TASK TO CARRY OUT:
Select from the data all lines with the word "crossover".

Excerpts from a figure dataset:
•••

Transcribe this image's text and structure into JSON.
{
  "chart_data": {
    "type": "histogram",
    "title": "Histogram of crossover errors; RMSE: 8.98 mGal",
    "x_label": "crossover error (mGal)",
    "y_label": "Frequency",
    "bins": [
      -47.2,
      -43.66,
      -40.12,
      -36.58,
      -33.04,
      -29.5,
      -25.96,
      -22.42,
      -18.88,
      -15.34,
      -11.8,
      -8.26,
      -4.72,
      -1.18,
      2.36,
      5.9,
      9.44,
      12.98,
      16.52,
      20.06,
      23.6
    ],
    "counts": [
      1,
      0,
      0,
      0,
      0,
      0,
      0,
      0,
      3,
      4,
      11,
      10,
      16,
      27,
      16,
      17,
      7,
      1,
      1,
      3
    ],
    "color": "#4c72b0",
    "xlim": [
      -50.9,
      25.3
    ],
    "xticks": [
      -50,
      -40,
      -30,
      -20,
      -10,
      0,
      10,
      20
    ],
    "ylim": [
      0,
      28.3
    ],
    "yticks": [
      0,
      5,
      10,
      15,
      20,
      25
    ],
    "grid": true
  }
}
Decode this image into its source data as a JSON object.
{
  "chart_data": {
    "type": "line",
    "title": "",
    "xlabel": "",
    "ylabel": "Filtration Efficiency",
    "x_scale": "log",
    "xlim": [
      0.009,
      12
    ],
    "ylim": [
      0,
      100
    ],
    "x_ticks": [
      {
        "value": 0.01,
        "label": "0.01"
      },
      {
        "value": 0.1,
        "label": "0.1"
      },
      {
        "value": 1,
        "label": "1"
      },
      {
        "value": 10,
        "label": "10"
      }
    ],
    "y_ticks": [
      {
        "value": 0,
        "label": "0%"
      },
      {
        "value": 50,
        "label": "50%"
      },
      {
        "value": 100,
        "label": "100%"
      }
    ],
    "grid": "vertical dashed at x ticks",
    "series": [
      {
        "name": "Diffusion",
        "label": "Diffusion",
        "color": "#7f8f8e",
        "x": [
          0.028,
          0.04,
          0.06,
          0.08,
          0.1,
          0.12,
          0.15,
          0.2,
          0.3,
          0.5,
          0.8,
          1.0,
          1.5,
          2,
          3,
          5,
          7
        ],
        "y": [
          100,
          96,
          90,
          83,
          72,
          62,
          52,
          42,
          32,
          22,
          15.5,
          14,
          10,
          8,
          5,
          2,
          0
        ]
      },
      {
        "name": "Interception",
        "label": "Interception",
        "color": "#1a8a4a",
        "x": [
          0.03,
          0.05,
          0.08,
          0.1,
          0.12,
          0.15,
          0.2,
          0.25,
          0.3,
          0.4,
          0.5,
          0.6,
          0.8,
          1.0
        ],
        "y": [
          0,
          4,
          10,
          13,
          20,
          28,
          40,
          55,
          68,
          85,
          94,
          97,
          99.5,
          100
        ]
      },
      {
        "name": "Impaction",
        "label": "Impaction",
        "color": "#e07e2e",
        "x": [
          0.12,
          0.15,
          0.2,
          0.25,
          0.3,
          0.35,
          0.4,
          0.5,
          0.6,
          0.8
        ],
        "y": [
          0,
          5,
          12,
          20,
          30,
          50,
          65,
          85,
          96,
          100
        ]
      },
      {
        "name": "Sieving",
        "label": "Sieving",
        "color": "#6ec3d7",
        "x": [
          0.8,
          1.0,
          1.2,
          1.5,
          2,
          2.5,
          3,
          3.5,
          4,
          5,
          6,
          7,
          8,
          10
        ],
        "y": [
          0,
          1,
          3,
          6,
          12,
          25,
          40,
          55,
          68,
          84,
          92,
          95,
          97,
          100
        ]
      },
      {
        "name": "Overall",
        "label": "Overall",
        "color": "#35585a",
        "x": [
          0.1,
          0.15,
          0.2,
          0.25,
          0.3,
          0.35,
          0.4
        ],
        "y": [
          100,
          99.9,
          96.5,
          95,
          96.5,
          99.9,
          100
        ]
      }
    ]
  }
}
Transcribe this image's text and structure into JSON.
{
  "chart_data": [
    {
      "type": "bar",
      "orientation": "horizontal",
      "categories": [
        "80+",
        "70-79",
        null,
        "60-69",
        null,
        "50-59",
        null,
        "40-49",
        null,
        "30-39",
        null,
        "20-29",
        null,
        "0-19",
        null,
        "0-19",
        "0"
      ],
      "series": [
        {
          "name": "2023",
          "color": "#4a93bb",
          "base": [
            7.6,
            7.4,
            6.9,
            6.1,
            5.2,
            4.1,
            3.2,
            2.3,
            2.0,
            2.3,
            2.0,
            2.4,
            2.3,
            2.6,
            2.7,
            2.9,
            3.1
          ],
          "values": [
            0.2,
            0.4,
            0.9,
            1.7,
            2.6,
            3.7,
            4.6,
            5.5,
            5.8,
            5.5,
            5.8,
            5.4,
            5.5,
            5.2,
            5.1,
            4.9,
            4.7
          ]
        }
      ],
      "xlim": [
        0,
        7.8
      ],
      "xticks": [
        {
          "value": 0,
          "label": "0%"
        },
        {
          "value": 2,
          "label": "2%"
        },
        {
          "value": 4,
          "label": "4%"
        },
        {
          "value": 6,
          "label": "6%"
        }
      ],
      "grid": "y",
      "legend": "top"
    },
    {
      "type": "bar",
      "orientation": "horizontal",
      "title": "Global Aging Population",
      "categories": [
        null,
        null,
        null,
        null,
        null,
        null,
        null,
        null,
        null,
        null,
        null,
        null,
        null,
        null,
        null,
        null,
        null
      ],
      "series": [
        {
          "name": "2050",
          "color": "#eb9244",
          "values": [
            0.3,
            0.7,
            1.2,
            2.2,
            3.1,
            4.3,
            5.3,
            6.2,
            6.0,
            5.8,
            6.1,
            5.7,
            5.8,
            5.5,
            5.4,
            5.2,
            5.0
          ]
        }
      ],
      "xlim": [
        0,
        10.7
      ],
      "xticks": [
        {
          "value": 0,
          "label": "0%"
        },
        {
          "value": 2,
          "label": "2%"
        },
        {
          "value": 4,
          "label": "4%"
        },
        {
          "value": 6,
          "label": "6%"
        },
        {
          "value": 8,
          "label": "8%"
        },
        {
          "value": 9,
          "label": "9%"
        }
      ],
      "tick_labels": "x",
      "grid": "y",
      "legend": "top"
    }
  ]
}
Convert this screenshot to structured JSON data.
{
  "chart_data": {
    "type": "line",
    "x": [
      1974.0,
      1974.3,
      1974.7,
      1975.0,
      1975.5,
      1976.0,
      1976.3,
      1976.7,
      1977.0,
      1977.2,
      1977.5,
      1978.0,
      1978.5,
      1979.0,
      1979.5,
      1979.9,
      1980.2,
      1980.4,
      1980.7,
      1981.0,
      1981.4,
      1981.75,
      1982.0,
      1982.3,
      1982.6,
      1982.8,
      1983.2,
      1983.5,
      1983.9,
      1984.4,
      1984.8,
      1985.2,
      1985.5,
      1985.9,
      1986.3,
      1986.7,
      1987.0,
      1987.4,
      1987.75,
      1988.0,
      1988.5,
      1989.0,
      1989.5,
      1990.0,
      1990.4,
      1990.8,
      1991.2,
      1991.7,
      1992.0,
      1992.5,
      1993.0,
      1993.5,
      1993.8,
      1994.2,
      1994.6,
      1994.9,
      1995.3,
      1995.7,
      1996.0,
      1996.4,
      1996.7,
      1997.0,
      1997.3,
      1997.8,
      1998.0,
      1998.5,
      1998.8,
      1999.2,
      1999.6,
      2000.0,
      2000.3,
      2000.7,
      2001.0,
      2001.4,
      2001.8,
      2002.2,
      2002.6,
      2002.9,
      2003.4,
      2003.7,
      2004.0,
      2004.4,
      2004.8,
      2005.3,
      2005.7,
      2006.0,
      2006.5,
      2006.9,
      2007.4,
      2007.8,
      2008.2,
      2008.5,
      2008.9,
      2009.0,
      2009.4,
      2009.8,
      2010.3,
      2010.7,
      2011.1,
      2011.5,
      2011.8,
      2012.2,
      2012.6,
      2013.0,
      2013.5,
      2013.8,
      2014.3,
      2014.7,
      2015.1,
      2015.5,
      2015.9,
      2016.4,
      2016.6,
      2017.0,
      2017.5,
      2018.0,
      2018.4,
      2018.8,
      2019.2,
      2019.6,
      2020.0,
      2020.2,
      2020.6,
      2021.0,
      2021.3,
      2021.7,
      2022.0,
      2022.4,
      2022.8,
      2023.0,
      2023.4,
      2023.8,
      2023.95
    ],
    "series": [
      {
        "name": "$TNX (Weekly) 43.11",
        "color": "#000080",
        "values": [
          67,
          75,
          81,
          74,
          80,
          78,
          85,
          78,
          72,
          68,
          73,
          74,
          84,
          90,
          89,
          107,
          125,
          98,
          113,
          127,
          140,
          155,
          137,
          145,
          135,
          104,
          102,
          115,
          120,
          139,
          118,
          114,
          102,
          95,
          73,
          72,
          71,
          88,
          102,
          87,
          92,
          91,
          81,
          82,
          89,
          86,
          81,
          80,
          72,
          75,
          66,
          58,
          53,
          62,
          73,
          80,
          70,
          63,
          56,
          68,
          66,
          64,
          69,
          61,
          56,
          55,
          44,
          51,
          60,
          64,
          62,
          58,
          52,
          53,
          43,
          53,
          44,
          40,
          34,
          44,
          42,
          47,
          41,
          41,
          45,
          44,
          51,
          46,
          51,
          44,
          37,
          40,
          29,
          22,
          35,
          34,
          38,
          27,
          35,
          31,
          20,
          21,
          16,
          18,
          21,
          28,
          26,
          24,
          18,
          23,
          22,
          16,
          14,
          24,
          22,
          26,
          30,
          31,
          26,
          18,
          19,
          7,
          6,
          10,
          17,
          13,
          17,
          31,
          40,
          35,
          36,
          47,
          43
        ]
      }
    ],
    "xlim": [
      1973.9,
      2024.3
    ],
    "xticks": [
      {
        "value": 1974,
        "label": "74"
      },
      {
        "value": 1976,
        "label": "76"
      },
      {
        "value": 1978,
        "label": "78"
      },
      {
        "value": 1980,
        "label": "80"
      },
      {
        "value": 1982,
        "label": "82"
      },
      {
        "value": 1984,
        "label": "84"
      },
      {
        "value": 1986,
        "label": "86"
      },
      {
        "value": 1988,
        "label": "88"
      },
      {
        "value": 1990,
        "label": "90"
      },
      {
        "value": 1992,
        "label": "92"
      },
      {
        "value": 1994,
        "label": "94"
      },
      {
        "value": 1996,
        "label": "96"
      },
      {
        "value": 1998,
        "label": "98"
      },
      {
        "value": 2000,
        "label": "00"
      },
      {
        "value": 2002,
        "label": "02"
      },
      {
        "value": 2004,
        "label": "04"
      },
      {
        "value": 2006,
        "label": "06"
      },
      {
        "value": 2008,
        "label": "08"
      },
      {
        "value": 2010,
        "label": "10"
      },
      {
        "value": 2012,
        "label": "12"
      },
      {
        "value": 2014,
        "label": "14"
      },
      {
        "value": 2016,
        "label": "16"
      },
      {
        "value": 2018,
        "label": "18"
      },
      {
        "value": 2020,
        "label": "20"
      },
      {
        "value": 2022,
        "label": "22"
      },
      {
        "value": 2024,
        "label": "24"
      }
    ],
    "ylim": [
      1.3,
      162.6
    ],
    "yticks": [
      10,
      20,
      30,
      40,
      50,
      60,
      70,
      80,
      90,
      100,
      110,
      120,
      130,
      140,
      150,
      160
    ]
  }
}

•••

RESPONSE TO THIS TASK:
    "title": "Histogram of crossover errors; RMSE: 8.98 mGal",
    "x_label": "crossover error (mGal)",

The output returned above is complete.